▶
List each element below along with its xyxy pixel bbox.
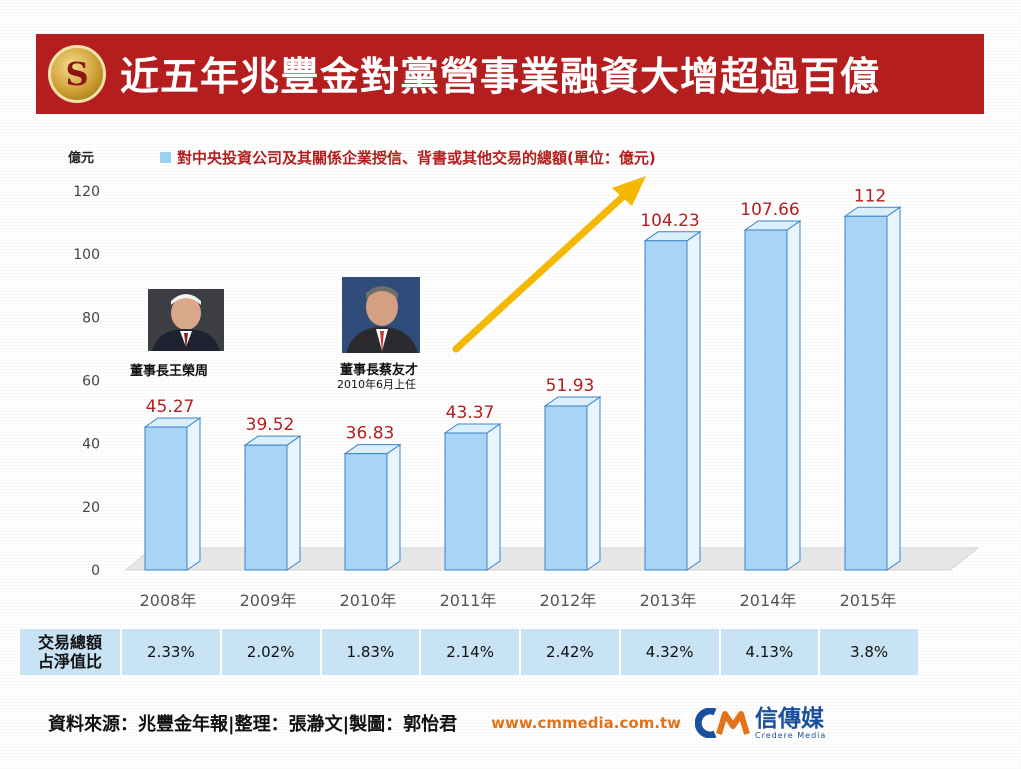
footer: 資料來源：兆豐金年報|整理：張瀞文|製圖：郭怡君 www.cmmedia.com… [20, 700, 975, 746]
brand-name-en: Credere Media [755, 730, 827, 740]
ratio-cell-2009: 2.02% [221, 629, 322, 675]
ratio-header-line2: 占淨值比 [37, 652, 102, 671]
portrait-subcaption-2: 2010年6月上任 [337, 378, 416, 391]
trend-arrow-shaft [452, 188, 632, 353]
x-tick-label: 2010年 [340, 591, 397, 610]
bar [244, 444, 288, 571]
legend-label: 對中央投資公司及其關係企業授信、背書或其他交易的總額(單位：億元) [177, 149, 656, 167]
ratio-cell-2014: 4.13% [720, 629, 821, 675]
x-tick-label: 2015年 [840, 591, 897, 610]
portrait-caption-1: 董事長王榮周 [130, 364, 209, 379]
ratio-cell-2011: 2.14% [421, 629, 521, 675]
brand-name-cn: 信傳媒 [755, 705, 825, 732]
brand-logo: 信傳媒 Credere Media [695, 707, 826, 740]
bar-side-face [686, 230, 701, 571]
y-tick-label: 40 [82, 437, 100, 453]
legend-swatch [160, 152, 171, 163]
page-title: 近五年兆豐金對黨營事業融資大增超過百億 [120, 55, 881, 100]
bar-value-label: 107.66 [740, 200, 799, 220]
x-tick-label: 2009年 [240, 591, 297, 610]
bar-value-label: 45.27 [146, 397, 195, 417]
trend-arrow-head [612, 176, 646, 206]
bar-side-face [586, 396, 601, 571]
bar-side-face [886, 206, 901, 571]
bar-side-face [186, 417, 201, 571]
ratio-cell-2012: 2.42% [521, 629, 621, 675]
website-link[interactable]: www.cmmedia.com.tw [491, 714, 682, 732]
y-tick-label: 0 [91, 563, 100, 579]
source-credit: 資料來源：兆豐金年報|整理：張瀞文|製圖：郭怡君 [48, 714, 458, 735]
bar [544, 405, 588, 571]
bar [344, 453, 388, 571]
bar [844, 215, 888, 571]
bar-chart: 0 20 40 60 80 100 120 45.27 2008年 39.52 2009年 36.83… [73, 176, 980, 610]
ratio-header-line1: 交易總額 [37, 633, 102, 652]
x-tick-label: 2012年 [540, 591, 597, 610]
company-logo-icon: S [48, 45, 106, 103]
x-tick-label: 2011年 [440, 591, 497, 610]
bar-value-label: 39.52 [246, 415, 295, 435]
bar [644, 240, 688, 571]
bar-value-label: 104.23 [640, 211, 699, 231]
portrait-caption-2: 董事長蔡友才 [340, 363, 419, 378]
y-tick-label: 80 [82, 310, 100, 326]
ratio-cell-2008: 2.33% [122, 629, 222, 675]
ratio-cell-2013: 4.32% [620, 629, 721, 675]
bar-side-face [286, 435, 301, 571]
bar-value-label: 51.93 [546, 376, 595, 396]
y-tick-label: 120 [73, 184, 100, 200]
y-tick-label: 100 [73, 247, 100, 263]
x-tick-label: 2013年 [640, 591, 697, 610]
bar [444, 432, 488, 571]
bar [144, 426, 188, 571]
bar-side-face [786, 220, 801, 571]
x-tick-label: 2008年 [140, 591, 197, 610]
bar-value-label: 36.83 [346, 424, 395, 444]
bar-value-label: 112 [854, 186, 886, 206]
ratio-table: 交易總額 占淨值比 2.33% 2.02% 1.83% 2.14% 2.42% … [20, 629, 918, 675]
bar-side-face [386, 443, 401, 571]
y-axis-unit-label: 億元 [68, 151, 95, 166]
x-tick-label: 2014年 [740, 591, 797, 610]
portrait-photo-2 [342, 277, 420, 353]
y-tick-label: 20 [82, 500, 100, 516]
bar-value-label: 43.37 [446, 403, 495, 423]
title-banner: S 近五年兆豐金對黨營事業融資大增超過百億 [36, 34, 984, 114]
ratio-table-header: 交易總額 占淨值比 [20, 629, 122, 675]
brand-cm-icon [695, 708, 750, 738]
portrait-photo-1 [148, 289, 224, 351]
ratio-cell-2010: 1.83% [321, 629, 422, 675]
bar-side-face [486, 423, 501, 571]
ratio-cell-2015: 3.8% [820, 629, 918, 675]
bar [744, 229, 788, 571]
y-tick-label: 60 [82, 374, 100, 390]
chart-legend: 對中央投資公司及其關係企業授信、背書或其他交易的總額(單位：億元) [160, 147, 656, 168]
◀
Given problem >> Copy out every line above without changing a character, and leave the picture out.

Solution to the exercise >>
List each element below along with its xyxy pixel bbox.
footer: 資料來源：兆豐金年報|整理：張瀞文|製圖：郭怡君 www.cmmedia.com… [20, 700, 975, 746]
brand-name-en: Credere Media [755, 730, 827, 740]
ratio-cell-2009: 2.02% [221, 629, 322, 675]
ratio-header-line2: 占淨值比 [37, 652, 102, 671]
portrait-subcaption-2: 2010年6月上任 [337, 378, 416, 391]
trend-arrow-shaft [452, 188, 632, 353]
x-tick-label: 2010年 [340, 591, 397, 610]
bar [244, 444, 288, 571]
legend-label: 對中央投資公司及其關係企業授信、背書或其他交易的總額(單位：億元) [177, 149, 656, 167]
ratio-cell-2014: 4.13% [720, 629, 821, 675]
x-tick-label: 2015年 [840, 591, 897, 610]
portrait-caption-1: 董事長王榮周 [130, 364, 209, 379]
ratio-cell-2011: 2.14% [421, 629, 521, 675]
brand-name-cn: 信傳媒 [755, 705, 825, 732]
brand-logo: 信傳媒 Credere Media [695, 707, 826, 740]
bar-side-face [686, 230, 701, 571]
y-tick-label: 40 [82, 437, 100, 453]
legend-swatch [160, 152, 171, 163]
page-title: 近五年兆豐金對黨營事業融資大增超過百億 [120, 55, 881, 100]
bar-value-label: 107.66 [740, 200, 799, 220]
x-tick-label: 2009年 [240, 591, 297, 610]
bar-value-label: 45.27 [146, 397, 195, 417]
trend-arrow-head [612, 176, 646, 206]
bar-side-face [586, 396, 601, 571]
bar-side-face [886, 206, 901, 571]
bar-side-face [186, 417, 201, 571]
ratio-cell-2012: 2.42% [521, 629, 621, 675]
website-link[interactable]: www.cmmedia.com.tw [491, 714, 682, 732]
y-tick-label: 0 [91, 563, 100, 579]
source-credit: 資料來源：兆豐金年報|整理：張瀞文|製圖：郭怡君 [48, 714, 458, 735]
bar [544, 405, 588, 571]
bar [344, 453, 388, 571]
bar [844, 215, 888, 571]
bar-chart: 0 20 40 60 80 100 120 45.27 2008年 39.52 2009年 36.83… [73, 176, 980, 610]
ratio-header-line1: 交易總額 [37, 633, 102, 652]
x-tick-label: 2012年 [540, 591, 597, 610]
company-logo-icon: S [48, 45, 106, 103]
x-tick-label: 2011年 [440, 591, 497, 610]
bar-value-label: 39.52 [246, 415, 295, 435]
bar [644, 240, 688, 571]
bar-value-label: 104.23 [640, 211, 699, 231]
portrait-caption-2: 董事長蔡友才 [340, 363, 419, 378]
y-tick-label: 80 [82, 310, 100, 326]
ratio-cell-2008: 2.33% [122, 629, 222, 675]
ratio-cell-2013: 4.32% [620, 629, 721, 675]
bar-side-face [286, 435, 301, 571]
bar-value-label: 51.93 [546, 376, 595, 396]
y-tick-label: 120 [73, 184, 100, 200]
y-tick-label: 100 [73, 247, 100, 263]
x-tick-label: 2013年 [640, 591, 697, 610]
bar [444, 432, 488, 571]
bar [144, 426, 188, 571]
bar-side-face [786, 220, 801, 571]
x-tick-label: 2008年 [140, 591, 197, 610]
bar-value-label: 36.83 [346, 424, 395, 444]
bar-value-label: 112 [854, 186, 886, 206]
ratio-table: 交易總額 占淨值比 2.33% 2.02% 1.83% 2.14% 2.42% … [20, 629, 918, 675]
bar-side-face [386, 443, 401, 571]
y-axis-unit-label: 億元 [68, 151, 95, 166]
x-tick-label: 2014年 [740, 591, 797, 610]
portrait-photo-2 [342, 277, 420, 353]
y-tick-label: 20 [82, 500, 100, 516]
bar-value-label: 43.37 [446, 403, 495, 423]
title-banner: S 近五年兆豐金對黨營事業融資大增超過百億 [36, 34, 984, 114]
ratio-table-header: 交易總額 占淨值比 [20, 629, 122, 675]
brand-cm-icon [695, 708, 750, 738]
portrait-photo-1 [148, 289, 224, 351]
ratio-cell-2010: 1.83% [321, 629, 422, 675]
bar-side-face [486, 423, 501, 571]
ratio-cell-2015: 3.8% [820, 629, 918, 675]
bar [744, 229, 788, 571]
y-tick-label: 60 [82, 374, 100, 390]
chart-legend: 對中央投資公司及其關係企業授信、背書或其他交易的總額(單位：億元) [160, 147, 656, 168]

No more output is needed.